| Task details |
Copy out all the entries exactly.

| Supplied data |

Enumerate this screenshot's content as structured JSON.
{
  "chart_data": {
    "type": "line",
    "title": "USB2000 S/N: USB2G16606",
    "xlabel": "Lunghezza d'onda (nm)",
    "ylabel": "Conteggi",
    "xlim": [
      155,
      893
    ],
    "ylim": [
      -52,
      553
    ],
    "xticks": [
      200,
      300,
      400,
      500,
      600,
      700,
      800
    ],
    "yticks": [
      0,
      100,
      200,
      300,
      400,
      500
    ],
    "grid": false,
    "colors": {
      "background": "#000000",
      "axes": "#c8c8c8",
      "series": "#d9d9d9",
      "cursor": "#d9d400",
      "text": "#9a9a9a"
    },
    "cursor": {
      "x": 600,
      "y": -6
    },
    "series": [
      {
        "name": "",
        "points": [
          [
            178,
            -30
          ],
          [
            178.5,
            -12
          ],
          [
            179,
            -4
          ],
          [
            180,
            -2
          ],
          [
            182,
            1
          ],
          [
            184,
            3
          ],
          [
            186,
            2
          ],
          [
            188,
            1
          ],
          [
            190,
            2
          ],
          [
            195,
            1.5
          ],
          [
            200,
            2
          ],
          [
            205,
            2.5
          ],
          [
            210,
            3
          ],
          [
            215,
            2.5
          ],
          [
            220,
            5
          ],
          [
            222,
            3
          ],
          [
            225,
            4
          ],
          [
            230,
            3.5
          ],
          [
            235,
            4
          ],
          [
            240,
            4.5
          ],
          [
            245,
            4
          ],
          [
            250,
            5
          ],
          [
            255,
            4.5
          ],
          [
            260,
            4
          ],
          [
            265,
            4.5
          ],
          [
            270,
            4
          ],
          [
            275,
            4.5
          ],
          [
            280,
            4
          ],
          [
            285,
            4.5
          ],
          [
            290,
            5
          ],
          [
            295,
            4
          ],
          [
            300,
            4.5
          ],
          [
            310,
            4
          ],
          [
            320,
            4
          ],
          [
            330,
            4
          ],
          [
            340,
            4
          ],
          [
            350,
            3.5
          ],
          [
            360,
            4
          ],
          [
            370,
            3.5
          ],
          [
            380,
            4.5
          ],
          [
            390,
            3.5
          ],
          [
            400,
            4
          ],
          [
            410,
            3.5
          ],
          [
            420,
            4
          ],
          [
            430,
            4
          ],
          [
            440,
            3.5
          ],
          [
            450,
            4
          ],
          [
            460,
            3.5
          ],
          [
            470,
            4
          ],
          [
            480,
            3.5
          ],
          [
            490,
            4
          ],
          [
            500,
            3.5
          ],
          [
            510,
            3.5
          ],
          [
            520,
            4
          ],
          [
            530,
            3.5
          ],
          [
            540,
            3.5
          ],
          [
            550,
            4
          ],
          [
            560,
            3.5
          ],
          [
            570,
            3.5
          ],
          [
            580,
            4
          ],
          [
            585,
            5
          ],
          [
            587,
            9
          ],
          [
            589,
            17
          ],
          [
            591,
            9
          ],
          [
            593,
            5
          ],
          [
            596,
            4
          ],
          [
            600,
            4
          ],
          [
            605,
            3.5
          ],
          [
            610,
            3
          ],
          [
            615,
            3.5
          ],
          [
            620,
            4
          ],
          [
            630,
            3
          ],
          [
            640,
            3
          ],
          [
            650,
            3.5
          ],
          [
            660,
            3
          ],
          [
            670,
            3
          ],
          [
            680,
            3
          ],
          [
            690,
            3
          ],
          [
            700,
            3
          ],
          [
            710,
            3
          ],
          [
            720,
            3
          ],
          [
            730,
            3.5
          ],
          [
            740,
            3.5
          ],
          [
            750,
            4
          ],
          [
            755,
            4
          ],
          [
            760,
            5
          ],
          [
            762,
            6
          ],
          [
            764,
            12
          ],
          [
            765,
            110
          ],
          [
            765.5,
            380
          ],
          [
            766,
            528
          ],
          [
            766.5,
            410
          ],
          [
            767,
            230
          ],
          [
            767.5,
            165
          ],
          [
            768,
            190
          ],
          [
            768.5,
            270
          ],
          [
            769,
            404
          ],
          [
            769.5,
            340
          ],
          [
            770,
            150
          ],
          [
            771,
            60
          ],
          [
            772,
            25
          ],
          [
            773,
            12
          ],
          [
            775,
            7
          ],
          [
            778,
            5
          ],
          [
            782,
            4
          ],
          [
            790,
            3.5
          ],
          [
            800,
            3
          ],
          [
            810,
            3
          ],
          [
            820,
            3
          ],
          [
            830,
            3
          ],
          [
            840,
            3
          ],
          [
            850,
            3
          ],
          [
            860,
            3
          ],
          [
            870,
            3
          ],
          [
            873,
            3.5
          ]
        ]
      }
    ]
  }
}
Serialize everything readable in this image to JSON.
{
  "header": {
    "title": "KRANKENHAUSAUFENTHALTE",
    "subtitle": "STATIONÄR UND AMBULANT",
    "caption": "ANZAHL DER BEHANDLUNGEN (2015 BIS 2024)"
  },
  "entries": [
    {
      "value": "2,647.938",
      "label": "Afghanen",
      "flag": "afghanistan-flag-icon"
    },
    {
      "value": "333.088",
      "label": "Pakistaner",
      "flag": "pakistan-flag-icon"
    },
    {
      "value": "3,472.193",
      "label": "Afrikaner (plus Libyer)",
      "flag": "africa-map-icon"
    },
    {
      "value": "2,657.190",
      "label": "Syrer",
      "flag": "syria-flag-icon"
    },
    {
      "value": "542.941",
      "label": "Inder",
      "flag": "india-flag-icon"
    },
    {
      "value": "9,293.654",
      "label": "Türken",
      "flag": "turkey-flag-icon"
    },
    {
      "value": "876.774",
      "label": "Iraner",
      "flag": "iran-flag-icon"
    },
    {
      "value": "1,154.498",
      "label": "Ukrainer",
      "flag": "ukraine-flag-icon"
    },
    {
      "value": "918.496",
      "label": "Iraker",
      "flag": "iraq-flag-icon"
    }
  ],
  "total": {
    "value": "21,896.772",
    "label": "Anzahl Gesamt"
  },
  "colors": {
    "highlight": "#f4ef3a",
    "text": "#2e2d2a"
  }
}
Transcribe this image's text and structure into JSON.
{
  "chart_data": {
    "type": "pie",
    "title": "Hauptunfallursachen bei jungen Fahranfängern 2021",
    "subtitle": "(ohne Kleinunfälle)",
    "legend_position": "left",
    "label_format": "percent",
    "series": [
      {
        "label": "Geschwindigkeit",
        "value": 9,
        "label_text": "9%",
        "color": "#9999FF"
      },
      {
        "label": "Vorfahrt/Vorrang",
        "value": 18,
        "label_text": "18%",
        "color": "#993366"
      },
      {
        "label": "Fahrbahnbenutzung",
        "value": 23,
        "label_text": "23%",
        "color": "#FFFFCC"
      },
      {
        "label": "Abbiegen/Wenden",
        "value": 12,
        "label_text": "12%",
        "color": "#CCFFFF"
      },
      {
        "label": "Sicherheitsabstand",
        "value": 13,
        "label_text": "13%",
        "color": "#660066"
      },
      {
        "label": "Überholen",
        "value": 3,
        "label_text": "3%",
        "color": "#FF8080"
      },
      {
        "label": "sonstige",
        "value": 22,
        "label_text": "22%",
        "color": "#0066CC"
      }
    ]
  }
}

| Reply |
Enumerate this screenshot's content as structured JSON.
{
  "chart_data": {
    "type": "line",
    "title": "USB2000 S/N: USB2G16606",
    "xlabel": "Lunghezza d'onda (nm)",
    "ylabel": "Conteggi",
    "xlim": [
      155,
      893
    ],
    "ylim": [
      -52,
      553
    ],
    "xticks": [
      200,
      300,
      400,
      500,
      600,
      700,
      800
    ],
    "yticks": [
      0,
      100,
      200,
      300,
      400,
      500
    ],
    "grid": false,
    "colors": {
      "background": "#000000",
      "axes": "#c8c8c8",
      "series": "#d9d9d9",
      "cursor": "#d9d400",
      "text": "#9a9a9a"
    },
    "cursor": {
      "x": 600,
      "y": -6
    },
    "series": [
      {
        "name": "",
        "points": [
          [
            178,
            -30
          ],
          [
            178.5,
            -12
          ],
          [
            179,
            -4
          ],
          [
            180,
            -2
          ],
          [
            182,
            1
          ],
          [
            184,
            3
          ],
          [
            186,
            2
          ],
          [
            188,
            1
          ],
          [
            190,
            2
          ],
          [
            195,
            1.5
          ],
          [
            200,
            2
          ],
          [
            205,
            2.5
          ],
          [
            210,
            3
          ],
          [
            215,
            2.5
          ],
          [
            220,
            5
          ],
          [
            222,
            3
          ],
          [
            225,
            4
          ],
          [
            230,
            3.5
          ],
          [
            235,
            4
          ],
          [
            240,
            4.5
          ],
          [
            245,
            4
          ],
          [
            250,
            5
          ],
          [
            255,
            4.5
          ],
          [
            260,
            4
          ],
          [
            265,
            4.5
          ],
          [
            270,
            4
          ],
          [
            275,
            4.5
          ],
          [
            280,
            4
          ],
          [
            285,
            4.5
          ],
          [
            290,
            5
          ],
          [
            295,
            4
          ],
          [
            300,
            4.5
          ],
          [
            310,
            4
          ],
          [
            320,
            4
          ],
          [
            330,
            4
          ],
          [
            340,
            4
          ],
          [
            350,
            3.5
          ],
          [
            360,
            4
          ],
          [
            370,
            3.5
          ],
          [
            380,
            4.5
          ],
          [
            390,
            3.5
          ],
          [
            400,
            4
          ],
          [
            410,
            3.5
          ],
          [
            420,
            4
          ],
          [
            430,
            4
          ],
          [
            440,
            3.5
          ],
          [
            450,
            4
          ],
          [
            460,
            3.5
          ],
          [
            470,
            4
          ],
          [
            480,
            3.5
          ],
          [
            490,
            4
          ],
          [
            500,
            3.5
          ],
          [
            510,
            3.5
          ],
          [
            520,
            4
          ],
          [
            530,
            3.5
          ],
          [
            540,
            3.5
          ],
          [
            550,
            4
          ],
          [
            560,
            3.5
          ],
          [
            570,
            3.5
          ],
          [
            580,
            4
          ],
          [
            585,
            5
          ],
          [
            587,
            9
          ],
          [
            589,
            17
          ],
          [
            591,
            9
          ],
          [
            593,
            5
          ],
          [
            596,
            4
          ],
          [
            600,
            4
          ],
          [
            605,
            3.5
          ],
          [
            610,
            3
          ],
          [
            615,
            3.5
          ],
          [
            620,
            4
          ],
          [
            630,
            3
          ],
          [
            640,
            3
          ],
          [
            650,
            3.5
          ],
          [
            660,
            3
          ],
          [
            670,
            3
          ],
          [
            680,
            3
          ],
          [
            690,
            3
          ],
          [
            700,
            3
          ],
          [
            710,
            3
          ],
          [
            720,
            3
          ],
          [
            730,
            3.5
          ],
          [
            740,
            3.5
          ],
          [
            750,
            4
          ],
          [
            755,
            4
          ],
          [
            760,
            5
          ],
          [
            762,
            6
          ],
          [
            764,
            12
          ],
          [
            765,
            110
          ],
          [
            765.5,
            380
          ],
          [
            766,
            528
          ],
          [
            766.5,
            410
          ],
          [
            767,
            230
          ],
          [
            767.5,
            165
          ],
          [
            768,
            190
          ],
          [
            768.5,
            270
          ],
          [
            769,
            404
          ],
          [
            769.5,
            340
          ],
          [
            770,
            150
          ],
          [
            771,
            60
          ],
          [
            772,
            25
          ],
          [
            773,
            12
          ],
          [
            775,
            7
          ],
          [
            778,
            5
          ],
          [
            782,
            4
          ],
          [
            790,
            3.5
          ],
          [
            800,
            3
          ],
          [
            810,
            3
          ],
          [
            820,
            3
          ],
          [
            830,
            3
          ],
          [
            840,
            3
          ],
          [
            850,
            3
          ],
          [
            860,
            3
          ],
          [
            870,
            3
          ],
          [
            873,
            3.5
          ]
        ]
      }
    ]
  }
}
Serialize everything readable in this image to JSON.
{
  "header": {
    "title": "KRANKENHAUSAUFENTHALTE",
    "subtitle": "STATIONÄR UND AMBULANT",
    "caption": "ANZAHL DER BEHANDLUNGEN (2015 BIS 2024)"
  },
  "entries": [
    {
      "value": "2,647.938",
      "label": "Afghanen",
      "flag": "afghanistan-flag-icon"
    },
    {
      "value": "333.088",
      "label": "Pakistaner",
      "flag": "pakistan-flag-icon"
    },
    {
      "value": "3,472.193",
      "label": "Afrikaner (plus Libyer)",
      "flag": "africa-map-icon"
    },
    {
      "value": "2,657.190",
      "label": "Syrer",
      "flag": "syria-flag-icon"
    },
    {
      "value": "542.941",
      "label": "Inder",
      "flag": "india-flag-icon"
    },
    {
      "value": "9,293.654",
      "label": "Türken",
      "flag": "turkey-flag-icon"
    },
    {
      "value": "876.774",
      "label": "Iraner",
      "flag": "iran-flag-icon"
    },
    {
      "value": "1,154.498",
      "label": "Ukrainer",
      "flag": "ukraine-flag-icon"
    },
    {
      "value": "918.496",
      "label": "Iraker",
      "flag": "iraq-flag-icon"
    }
  ],
  "total": {
    "value": "21,896.772",
    "label": "Anzahl Gesamt"
  },
  "colors": {
    "highlight": "#f4ef3a",
    "text": "#2e2d2a"
  }
}
Transcribe this image's text and structure into JSON.
{
  "chart_data": {
    "type": "pie",
    "title": "Hauptunfallursachen bei jungen Fahranfängern 2021",
    "subtitle": "(ohne Kleinunfälle)",
    "legend_position": "left",
    "label_format": "percent",
    "series": [
      {
        "label": "Geschwindigkeit",
        "value": 9,
        "label_text": "9%",
        "color": "#9999FF"
      },
      {
        "label": "Vorfahrt/Vorrang",
        "value": 18,
        "label_text": "18%",
        "color": "#993366"
      },
      {
        "label": "Fahrbahnbenutzung",
        "value": 23,
        "label_text": "23%",
        "color": "#FFFFCC"
      },
      {
        "label": "Abbiegen/Wenden",
        "value": 12,
        "label_text": "12%",
        "color": "#CCFFFF"
      },
      {
        "label": "Sicherheitsabstand",
        "value": 13,
        "label_text": "13%",
        "color": "#660066"
      },
      {
        "label": "Überholen",
        "value": 3,
        "label_text": "3%",
        "color": "#FF8080"
      },
      {
        "label": "sonstige",
        "value": 22,
        "label_text": "22%",
        "color": "#0066CC"
      }
    ]
  }
}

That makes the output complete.